### Directions
What follows is a set of records; restate each one word for word and drop the pictures.

### Dataset extract

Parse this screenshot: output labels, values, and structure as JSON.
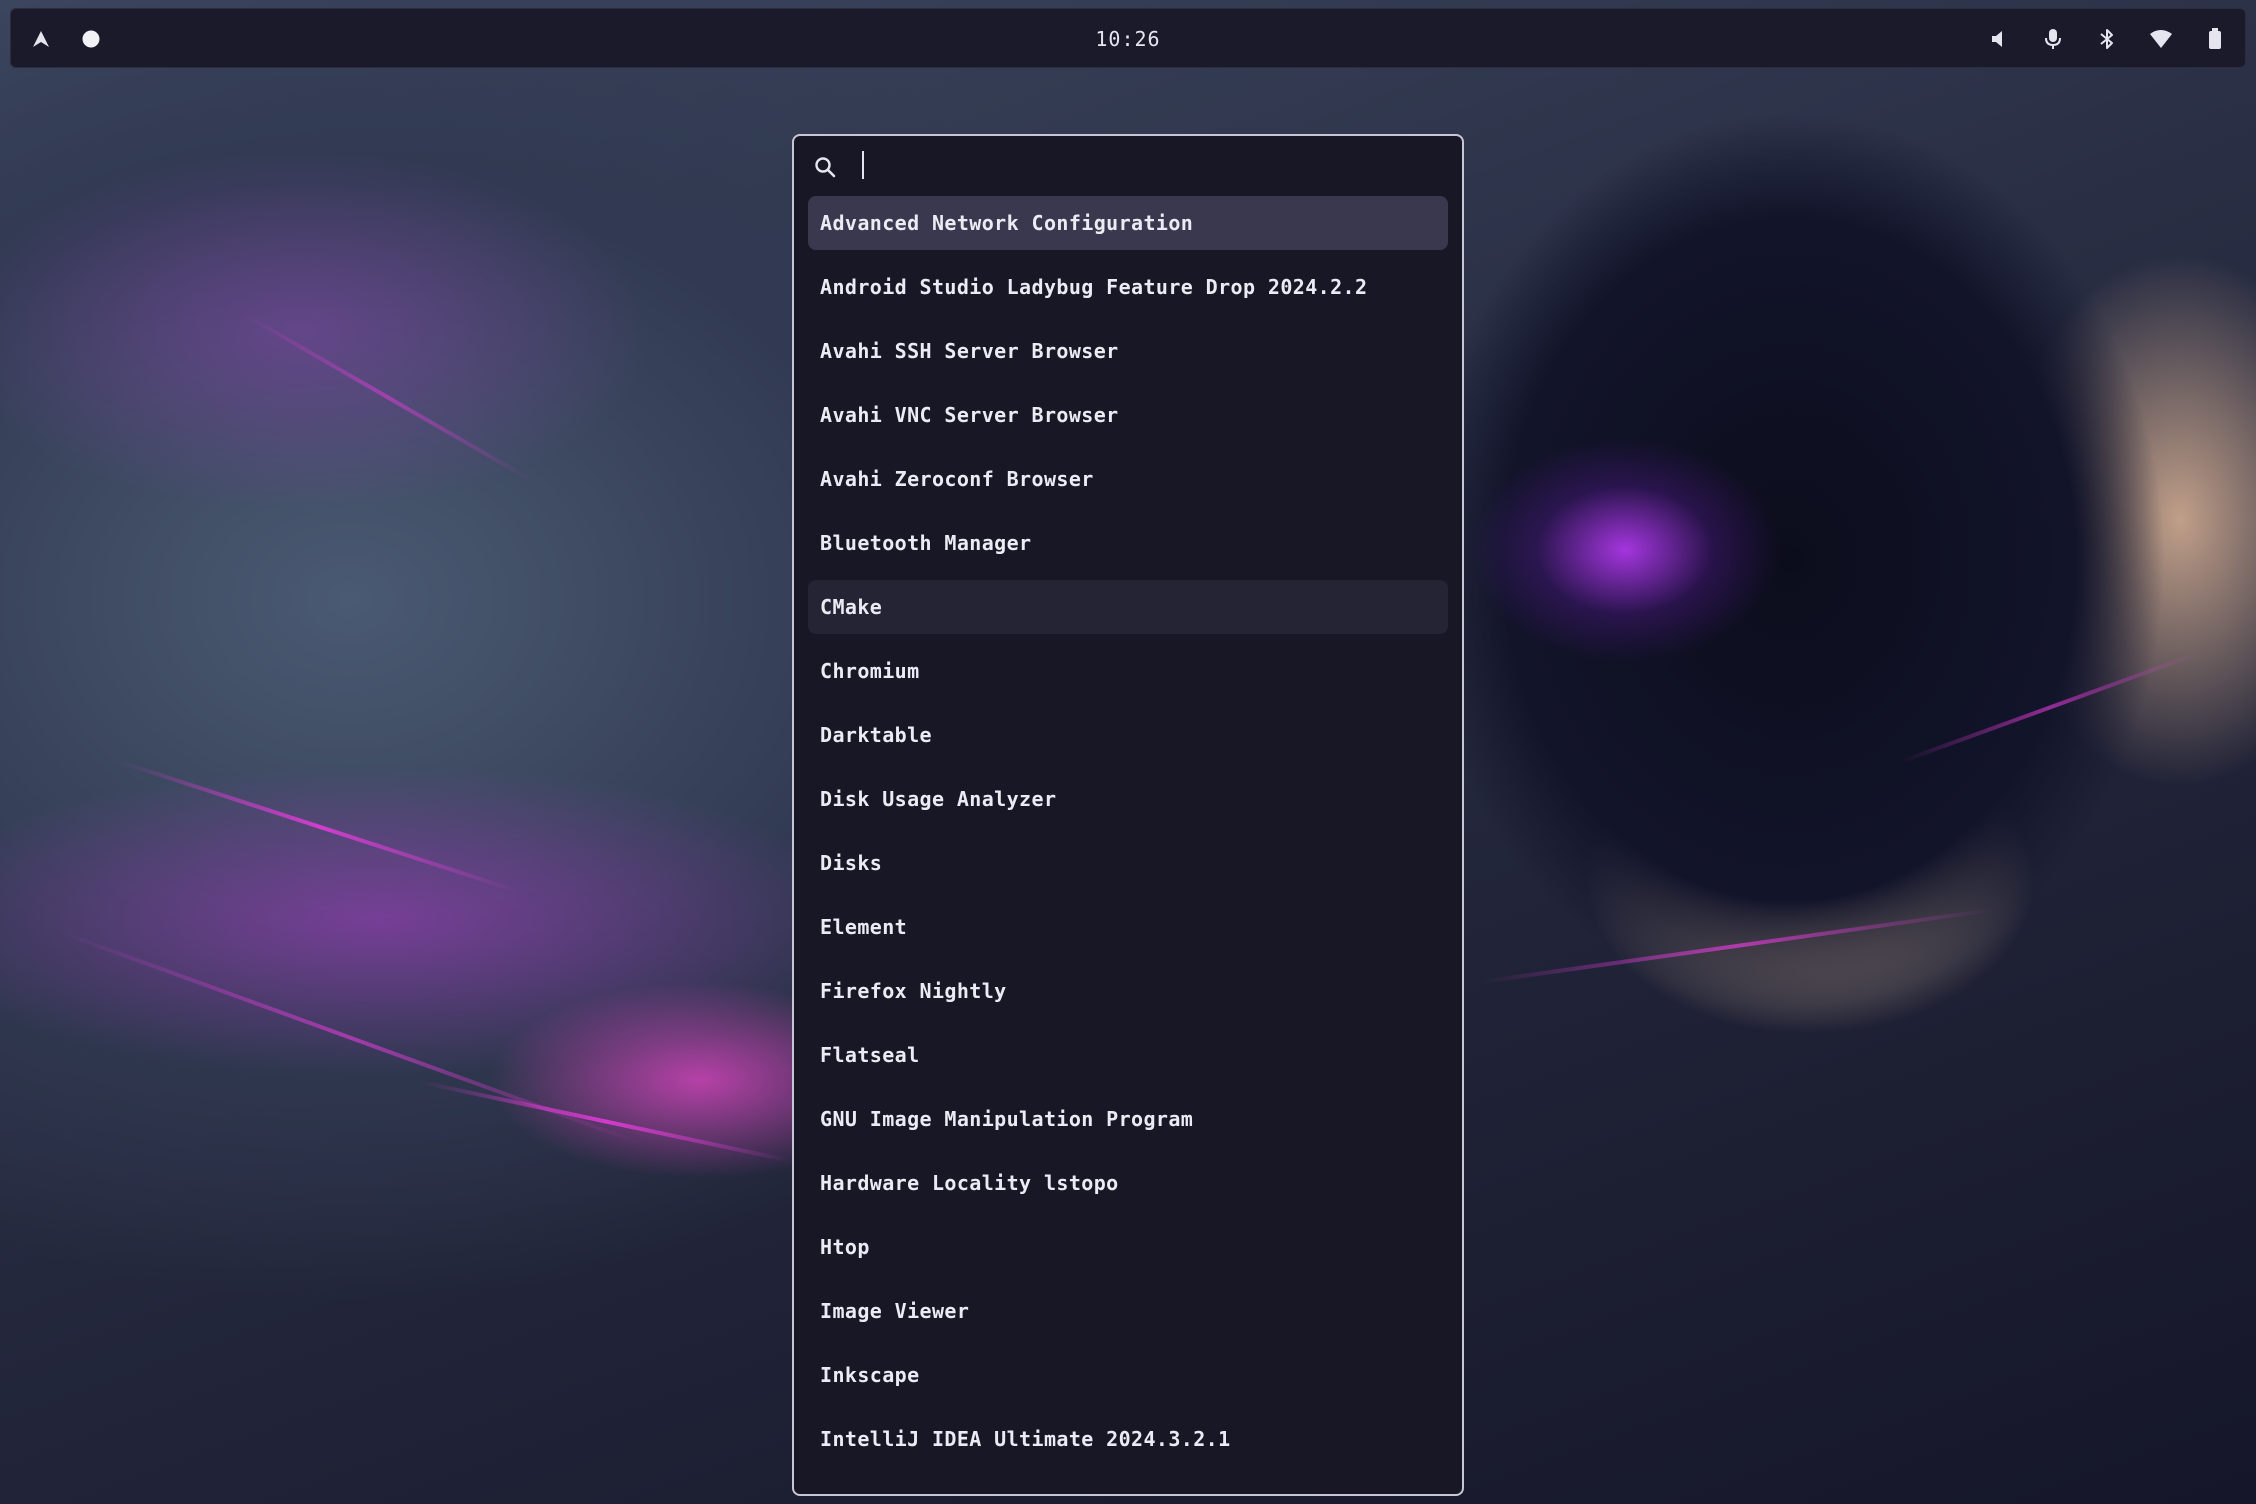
{
  "topbar": {
    "left_icons": [
      "app-launcher-icon",
      "status-dot-icon"
    ],
    "clock": "10:26",
    "right_icons": [
      "volume-icon",
      "microphone-icon",
      "bluetooth-icon",
      "wifi-icon",
      "battery-icon"
    ]
  },
  "launcher": {
    "search": {
      "value": "",
      "placeholder": "",
      "icon": "search-icon"
    },
    "selected_index": 0,
    "hovered_index": 6,
    "results": [
      "Advanced Network Configuration",
      "Android Studio Ladybug Feature Drop 2024.2.2",
      "Avahi SSH Server Browser",
      "Avahi VNC Server Browser",
      "Avahi Zeroconf Browser",
      "Bluetooth Manager",
      "CMake",
      "Chromium",
      "Darktable",
      "Disk Usage Analyzer",
      "Disks",
      "Element",
      "Firefox Nightly",
      "Flatseal",
      "GNU Image Manipulation Program",
      "Hardware Locality lstopo",
      "Htop",
      "Image Viewer",
      "Inkscape",
      "IntelliJ IDEA Ultimate 2024.3.2.1"
    ]
  },
  "colors": {
    "launcher_bg": "#181726",
    "launcher_border": "#c8c6d4",
    "selected_bg": "#3a384f",
    "hover_bg": "#252435",
    "topbar_bg": "#1b1a2b",
    "text": "#ecebf3"
  }
}
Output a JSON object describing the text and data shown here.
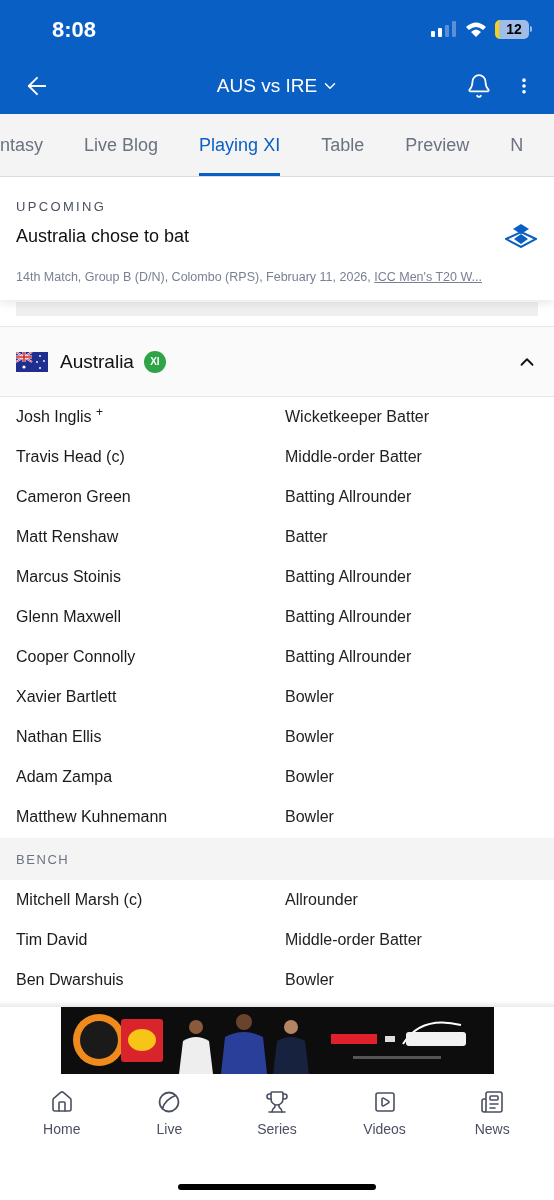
{
  "status_bar": {
    "time": "8:08",
    "battery": "12"
  },
  "header": {
    "title": "AUS vs IRE"
  },
  "tabs": [
    {
      "label": "ntasy",
      "selected": false
    },
    {
      "label": "Live Blog",
      "selected": false
    },
    {
      "label": "Playing XI",
      "selected": true
    },
    {
      "label": "Table",
      "selected": false
    },
    {
      "label": "Preview",
      "selected": false
    },
    {
      "label": "N",
      "selected": false
    }
  ],
  "match_card": {
    "status": "UPCOMING",
    "headline": "Australia chose to bat",
    "details": "14th Match, Group B (D/N), Colombo (RPS), February 11, 2026, ",
    "series_link": "ICC Men's T20 W..."
  },
  "team": {
    "name": "Australia",
    "badge": "XI",
    "expanded": true
  },
  "players": [
    {
      "name": "Josh Inglis $^{+}$",
      "role": "Wicketkeeper Batter"
    },
    {
      "name": "Travis Head (c)",
      "role": "Middle-order Batter"
    },
    {
      "name": "Cameron Green",
      "role": "Batting Allrounder"
    },
    {
      "name": "Matt Renshaw",
      "role": "Batter"
    },
    {
      "name": "Marcus Stoinis",
      "role": "Batting Allrounder"
    },
    {
      "name": "Glenn Maxwell",
      "role": "Batting Allrounder"
    },
    {
      "name": "Cooper Connolly",
      "role": "Batting Allrounder"
    },
    {
      "name": "Xavier Bartlett",
      "role": "Bowler"
    },
    {
      "name": "Nathan Ellis",
      "role": "Bowler"
    },
    {
      "name": "Adam Zampa",
      "role": "Bowler"
    },
    {
      "name": "Matthew Kuhnemann",
      "role": "Bowler"
    }
  ],
  "bench": {
    "title": "BENCH",
    "players": [
      {
        "name": "Mitchell Marsh (c)",
        "role": "Allrounder"
      },
      {
        "name": "Tim David",
        "role": "Middle-order Batter"
      },
      {
        "name": "Ben Dwarshuis",
        "role": "Bowler"
      }
    ]
  },
  "bottom_nav": [
    {
      "label": "Home"
    },
    {
      "label": "Live"
    },
    {
      "label": "Series"
    },
    {
      "label": "Videos"
    },
    {
      "label": "News"
    }
  ]
}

### Result
Parse this screenshot: output labels, values, and structure as JSON.
{
  "topbar": {
    "left_icons": [
      "app-launcher-icon",
      "status-dot-icon"
    ],
    "clock": "10:26",
    "right_icons": [
      "volume-icon",
      "microphone-icon",
      "bluetooth-icon",
      "wifi-icon",
      "battery-icon"
    ]
  },
  "launcher": {
    "search": {
      "value": "",
      "placeholder": "",
      "icon": "search-icon"
    },
    "selected_index": 0,
    "hovered_index": 6,
    "results": [
      "Advanced Network Configuration",
      "Android Studio Ladybug Feature Drop 2024.2.2",
      "Avahi SSH Server Browser",
      "Avahi VNC Server Browser",
      "Avahi Zeroconf Browser",
      "Bluetooth Manager",
      "CMake",
      "Chromium",
      "Darktable",
      "Disk Usage Analyzer",
      "Disks",
      "Element",
      "Firefox Nightly",
      "Flatseal",
      "GNU Image Manipulation Program",
      "Hardware Locality lstopo",
      "Htop",
      "Image Viewer",
      "Inkscape",
      "IntelliJ IDEA Ultimate 2024.3.2.1"
    ]
  },
  "colors": {
    "launcher_bg": "#181726",
    "launcher_border": "#c8c6d4",
    "selected_bg": "#3a384f",
    "hover_bg": "#252435",
    "topbar_bg": "#1b1a2b",
    "text": "#ecebf3"
  }
}
Output a JSON object describing the text and data shown here.
{
  "status_bar": {
    "time": "8:08",
    "battery": "12"
  },
  "header": {
    "title": "AUS vs IRE"
  },
  "tabs": [
    {
      "label": "ntasy",
      "selected": false
    },
    {
      "label": "Live Blog",
      "selected": false
    },
    {
      "label": "Playing XI",
      "selected": true
    },
    {
      "label": "Table",
      "selected": false
    },
    {
      "label": "Preview",
      "selected": false
    },
    {
      "label": "N",
      "selected": false
    }
  ],
  "match_card": {
    "status": "UPCOMING",
    "headline": "Australia chose to bat",
    "details": "14th Match, Group B (D/N), Colombo (RPS), February 11, 2026, ",
    "series_link": "ICC Men's T20 W..."
  },
  "team": {
    "name": "Australia",
    "badge": "XI",
    "expanded": true
  },
  "players": [
    {
      "name": "Josh Inglis $^{+}$",
      "role": "Wicketkeeper Batter"
    },
    {
      "name": "Travis Head (c)",
      "role": "Middle-order Batter"
    },
    {
      "name": "Cameron Green",
      "role": "Batting Allrounder"
    },
    {
      "name": "Matt Renshaw",
      "role": "Batter"
    },
    {
      "name": "Marcus Stoinis",
      "role": "Batting Allrounder"
    },
    {
      "name": "Glenn Maxwell",
      "role": "Batting Allrounder"
    },
    {
      "name": "Cooper Connolly",
      "role": "Batting Allrounder"
    },
    {
      "name": "Xavier Bartlett",
      "role": "Bowler"
    },
    {
      "name": "Nathan Ellis",
      "role": "Bowler"
    },
    {
      "name": "Adam Zampa",
      "role": "Bowler"
    },
    {
      "name": "Matthew Kuhnemann",
      "role": "Bowler"
    }
  ],
  "bench": {
    "title": "BENCH",
    "players": [
      {
        "name": "Mitchell Marsh (c)",
        "role": "Allrounder"
      },
      {
        "name": "Tim David",
        "role": "Middle-order Batter"
      },
      {
        "name": "Ben Dwarshuis",
        "role": "Bowler"
      }
    ]
  },
  "bottom_nav": [
    {
      "label": "Home"
    },
    {
      "label": "Live"
    },
    {
      "label": "Series"
    },
    {
      "label": "Videos"
    },
    {
      "label": "News"
    }
  ]
}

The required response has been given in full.